Stored data entries:
┄┄┄┄┄┄┄┄┄┄┄┄┄┄┄┄┄┄┄┄

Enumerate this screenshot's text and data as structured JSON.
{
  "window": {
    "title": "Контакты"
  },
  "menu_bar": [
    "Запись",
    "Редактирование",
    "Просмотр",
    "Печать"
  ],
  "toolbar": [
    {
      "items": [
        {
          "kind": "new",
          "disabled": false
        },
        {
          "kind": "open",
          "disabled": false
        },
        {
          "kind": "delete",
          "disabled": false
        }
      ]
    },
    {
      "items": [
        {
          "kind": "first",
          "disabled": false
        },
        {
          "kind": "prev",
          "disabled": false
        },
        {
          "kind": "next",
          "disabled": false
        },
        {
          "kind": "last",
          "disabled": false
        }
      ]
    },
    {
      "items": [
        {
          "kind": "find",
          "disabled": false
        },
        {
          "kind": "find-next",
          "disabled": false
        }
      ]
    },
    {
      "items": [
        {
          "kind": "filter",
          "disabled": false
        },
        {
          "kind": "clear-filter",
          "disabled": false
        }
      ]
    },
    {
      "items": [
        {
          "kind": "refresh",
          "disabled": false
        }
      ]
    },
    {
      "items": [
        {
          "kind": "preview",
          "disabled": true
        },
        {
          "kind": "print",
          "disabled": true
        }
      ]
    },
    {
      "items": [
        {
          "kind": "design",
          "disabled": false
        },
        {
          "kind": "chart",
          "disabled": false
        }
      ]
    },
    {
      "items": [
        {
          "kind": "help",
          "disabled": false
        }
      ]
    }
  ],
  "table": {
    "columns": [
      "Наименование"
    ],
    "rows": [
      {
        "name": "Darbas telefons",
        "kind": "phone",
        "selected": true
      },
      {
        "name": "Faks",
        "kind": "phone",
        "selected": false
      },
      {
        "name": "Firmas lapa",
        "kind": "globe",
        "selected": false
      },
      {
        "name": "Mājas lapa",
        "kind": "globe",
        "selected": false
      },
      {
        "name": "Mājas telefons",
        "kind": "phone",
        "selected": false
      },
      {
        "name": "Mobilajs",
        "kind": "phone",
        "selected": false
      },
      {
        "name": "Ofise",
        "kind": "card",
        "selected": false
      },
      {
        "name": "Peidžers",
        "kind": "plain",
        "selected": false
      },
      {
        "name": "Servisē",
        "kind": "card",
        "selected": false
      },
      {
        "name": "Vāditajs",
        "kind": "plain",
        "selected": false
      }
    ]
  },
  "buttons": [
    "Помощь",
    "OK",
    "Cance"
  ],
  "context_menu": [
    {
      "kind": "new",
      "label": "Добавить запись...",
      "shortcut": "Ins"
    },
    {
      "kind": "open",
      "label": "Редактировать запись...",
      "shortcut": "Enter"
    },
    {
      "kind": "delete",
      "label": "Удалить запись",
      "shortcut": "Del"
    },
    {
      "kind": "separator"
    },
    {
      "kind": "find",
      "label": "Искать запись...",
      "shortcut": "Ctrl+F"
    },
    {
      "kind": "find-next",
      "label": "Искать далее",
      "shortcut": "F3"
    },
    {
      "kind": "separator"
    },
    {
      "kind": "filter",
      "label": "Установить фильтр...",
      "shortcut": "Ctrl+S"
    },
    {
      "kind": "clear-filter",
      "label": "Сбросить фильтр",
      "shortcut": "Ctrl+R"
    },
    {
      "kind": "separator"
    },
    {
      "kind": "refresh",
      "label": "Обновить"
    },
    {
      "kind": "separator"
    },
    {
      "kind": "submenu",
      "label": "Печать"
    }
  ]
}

┄┄┄┄┄┄┄┄┄┄┄┄┄┄┄┄┄┄┄┄

Your objective: Each record should come back exactly as written.

Correct answer:
Enumerate this screenshot's text and data as structured JSON.
{
  "window": {
    "title": "Контакты"
  },
  "menu_bar": [
    "Запись",
    "Редактирование",
    "Просмотр",
    "Печать"
  ],
  "toolbar": [
    {
      "items": [
        {
          "kind": "new",
          "disabled": false
        },
        {
          "kind": "open",
          "disabled": false
        },
        {
          "kind": "delete",
          "disabled": false
        }
      ]
    },
    {
      "items": [
        {
          "kind": "first",
          "disabled": false
        },
        {
          "kind": "prev",
          "disabled": false
        },
        {
          "kind": "next",
          "disabled": false
        },
        {
          "kind": "last",
          "disabled": false
        }
      ]
    },
    {
      "items": [
        {
          "kind": "find",
          "disabled": false
        },
        {
          "kind": "find-next",
          "disabled": false
        }
      ]
    },
    {
      "items": [
        {
          "kind": "filter",
          "disabled": false
        },
        {
          "kind": "clear-filter",
          "disabled": false
        }
      ]
    },
    {
      "items": [
        {
          "kind": "refresh",
          "disabled": false
        }
      ]
    },
    {
      "items": [
        {
          "kind": "preview",
          "disabled": true
        },
        {
          "kind": "print",
          "disabled": true
        }
      ]
    },
    {
      "items": [
        {
          "kind": "design",
          "disabled": false
        },
        {
          "kind": "chart",
          "disabled": false
        }
      ]
    },
    {
      "items": [
        {
          "kind": "help",
          "disabled": false
        }
      ]
    }
  ],
  "table": {
    "columns": [
      "Наименование"
    ],
    "rows": [
      {
        "name": "Darbas telefons",
        "kind": "phone",
        "selected": true
      },
      {
        "name": "Faks",
        "kind": "phone",
        "selected": false
      },
      {
        "name": "Firmas lapa",
        "kind": "globe",
        "selected": false
      },
      {
        "name": "Mājas lapa",
        "kind": "globe",
        "selected": false
      },
      {
        "name": "Mājas telefons",
        "kind": "phone",
        "selected": false
      },
      {
        "name": "Mobilajs",
        "kind": "phone",
        "selected": false
      },
      {
        "name": "Ofise",
        "kind": "card",
        "selected": false
      },
      {
        "name": "Peidžers",
        "kind": "plain",
        "selected": false
      },
      {
        "name": "Servisē",
        "kind": "card",
        "selected": false
      },
      {
        "name": "Vāditajs",
        "kind": "plain",
        "selected": false
      }
    ]
  },
  "buttons": [
    "Помощь",
    "OK",
    "Cance"
  ],
  "context_menu": [
    {
      "kind": "new",
      "label": "Добавить запись...",
      "shortcut": "Ins"
    },
    {
      "kind": "open",
      "label": "Редактировать запись...",
      "shortcut": "Enter"
    },
    {
      "kind": "delete",
      "label": "Удалить запись",
      "shortcut": "Del"
    },
    {
      "kind": "separator"
    },
    {
      "kind": "find",
      "label": "Искать запись...",
      "shortcut": "Ctrl+F"
    },
    {
      "kind": "find-next",
      "label": "Искать далее",
      "shortcut": "F3"
    },
    {
      "kind": "separator"
    },
    {
      "kind": "filter",
      "label": "Установить фильтр...",
      "shortcut": "Ctrl+S"
    },
    {
      "kind": "clear-filter",
      "label": "Сбросить фильтр",
      "shortcut": "Ctrl+R"
    },
    {
      "kind": "separator"
    },
    {
      "kind": "refresh",
      "label": "Обновить"
    },
    {
      "kind": "separator"
    },
    {
      "kind": "submenu",
      "label": "Печать"
    }
  ]
}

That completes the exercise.